▶ [TASK]
Render every line of the records below as a JSON list of strings, one string per line, omitting blank lines and leaving out the pictures.

— Start DATA TO PROCESS —

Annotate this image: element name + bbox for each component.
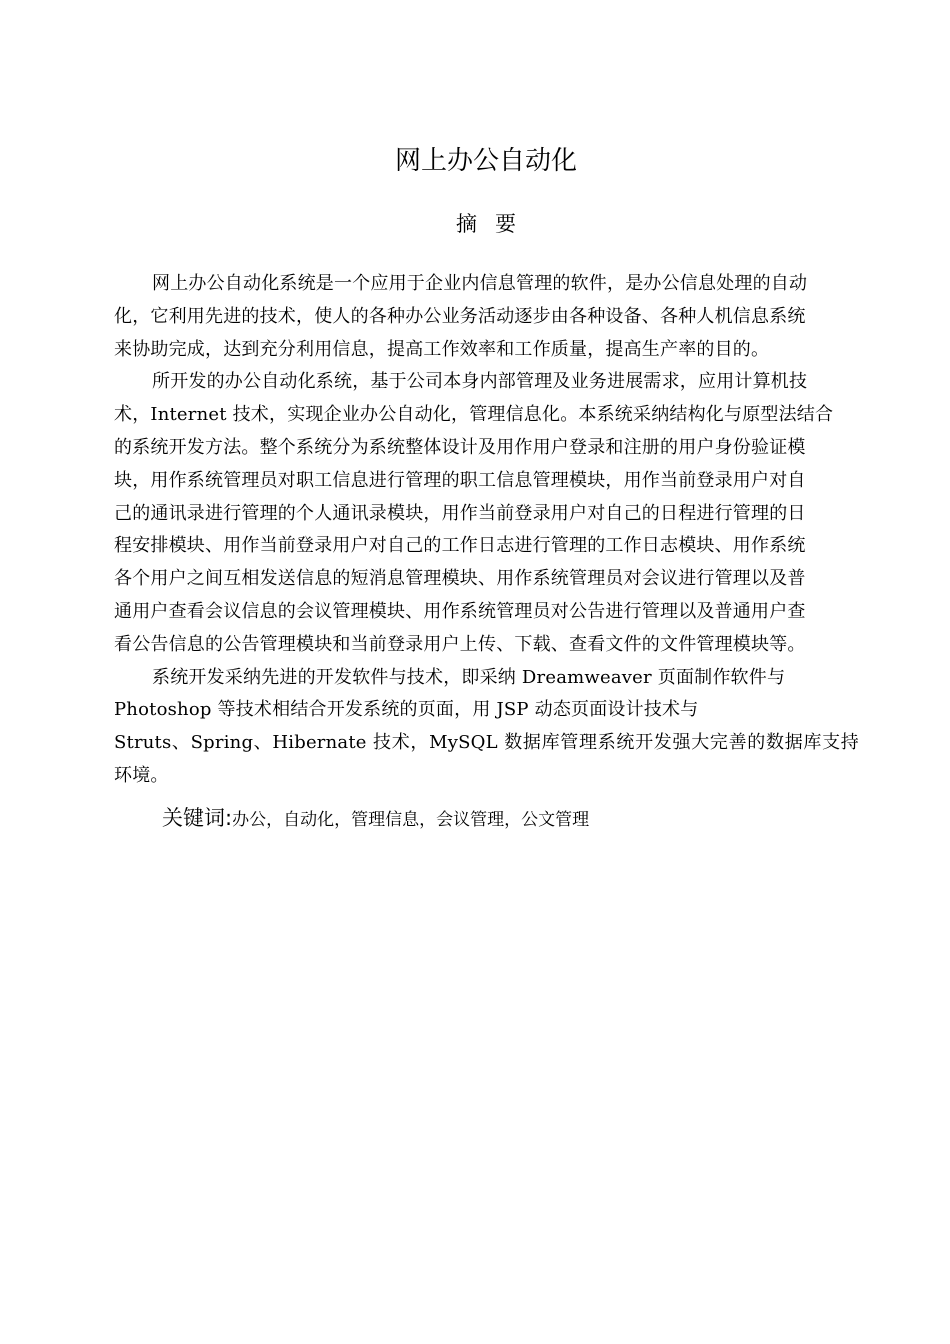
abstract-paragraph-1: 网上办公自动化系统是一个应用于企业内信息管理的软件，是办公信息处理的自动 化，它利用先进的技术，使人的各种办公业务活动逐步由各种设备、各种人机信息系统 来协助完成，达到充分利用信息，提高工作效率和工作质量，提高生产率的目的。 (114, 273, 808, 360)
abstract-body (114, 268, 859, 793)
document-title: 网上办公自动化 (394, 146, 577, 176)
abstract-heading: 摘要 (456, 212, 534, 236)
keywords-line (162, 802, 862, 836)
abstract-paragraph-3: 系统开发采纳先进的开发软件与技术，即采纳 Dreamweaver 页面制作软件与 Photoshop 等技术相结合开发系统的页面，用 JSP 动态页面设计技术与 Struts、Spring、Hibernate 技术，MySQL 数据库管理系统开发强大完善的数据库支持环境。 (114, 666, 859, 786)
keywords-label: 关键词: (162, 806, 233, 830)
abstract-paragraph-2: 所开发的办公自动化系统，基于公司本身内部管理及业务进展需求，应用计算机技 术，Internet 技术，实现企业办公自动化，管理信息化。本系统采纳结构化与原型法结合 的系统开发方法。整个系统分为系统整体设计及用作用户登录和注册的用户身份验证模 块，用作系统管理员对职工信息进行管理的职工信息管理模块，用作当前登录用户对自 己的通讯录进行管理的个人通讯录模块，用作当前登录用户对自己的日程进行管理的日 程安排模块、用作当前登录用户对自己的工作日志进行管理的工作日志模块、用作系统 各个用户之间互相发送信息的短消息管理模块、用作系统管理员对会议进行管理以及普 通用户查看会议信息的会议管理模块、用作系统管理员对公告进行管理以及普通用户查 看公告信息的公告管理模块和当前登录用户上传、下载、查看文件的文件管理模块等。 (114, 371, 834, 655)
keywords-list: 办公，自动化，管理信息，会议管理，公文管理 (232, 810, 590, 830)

— End DATA TO PROCESS —

▶ [RIGHT ANSWER]
[
  "Annotate this image: element name + bbox for each component.",
  "abstract-paragraph-1: 网上办公自动化系统是一个应用于企业内信息管理的软件，是办公信息处理的自动 化，它利用先进的技术，使人的各种办公业务活动逐步由各种设备、各种人机信息系统 来协助完成，达到充分利用信息，提高工作效率和工作质量，提高生产率的目的。 (114, 273, 808, 360)",
  "abstract-body (114, 268, 859, 793)",
  "document-title: 网上办公自动化 (394, 146, 577, 176)",
  "abstract-heading: 摘要 (456, 212, 534, 236)",
  "keywords-line (162, 802, 862, 836)",
  "abstract-paragraph-3: 系统开发采纳先进的开发软件与技术，即采纳 Dreamweaver 页面制作软件与 Photoshop 等技术相结合开发系统的页面，用 JSP 动态页面设计技术与 Struts、Spring、Hibernate 技术，MySQL 数据库管理系统开发强大完善的数据库支持环境。 (114, 666, 859, 786)",
  "keywords-label: 关键词: (162, 806, 233, 830)",
  "abstract-paragraph-2: 所开发的办公自动化系统，基于公司本身内部管理及业务进展需求，应用计算机技 术，Internet 技术，实现企业办公自动化，管理信息化。本系统采纳结构化与原型法结合 的系统开发方法。整个系统分为系统整体设计及用作用户登录和注册的用户身份验证模 块，用作系统管理员对职工信息进行管理的职工信息管理模块，用作当前登录用户对自 己的通讯录进行管理的个人通讯录模块，用作当前登录用户对自己的日程进行管理的日 程安排模块、用作当前登录用户对自己的工作日志进行管理的工作日志模块、用作系统 各个用户之间互相发送信息的短消息管理模块、用作系统管理员对会议进行管理以及普 通用户查看会议信息的会议管理模块、用作系统管理员对公告进行管理以及普通用户查 看公告信息的公告管理模块和当前登录用户上传、下载、查看文件的文件管理模块等。 (114, 371, 834, 655)",
  "keywords-list: 办公，自动化，管理信息，会议管理，公文管理 (232, 810, 590, 830)"
]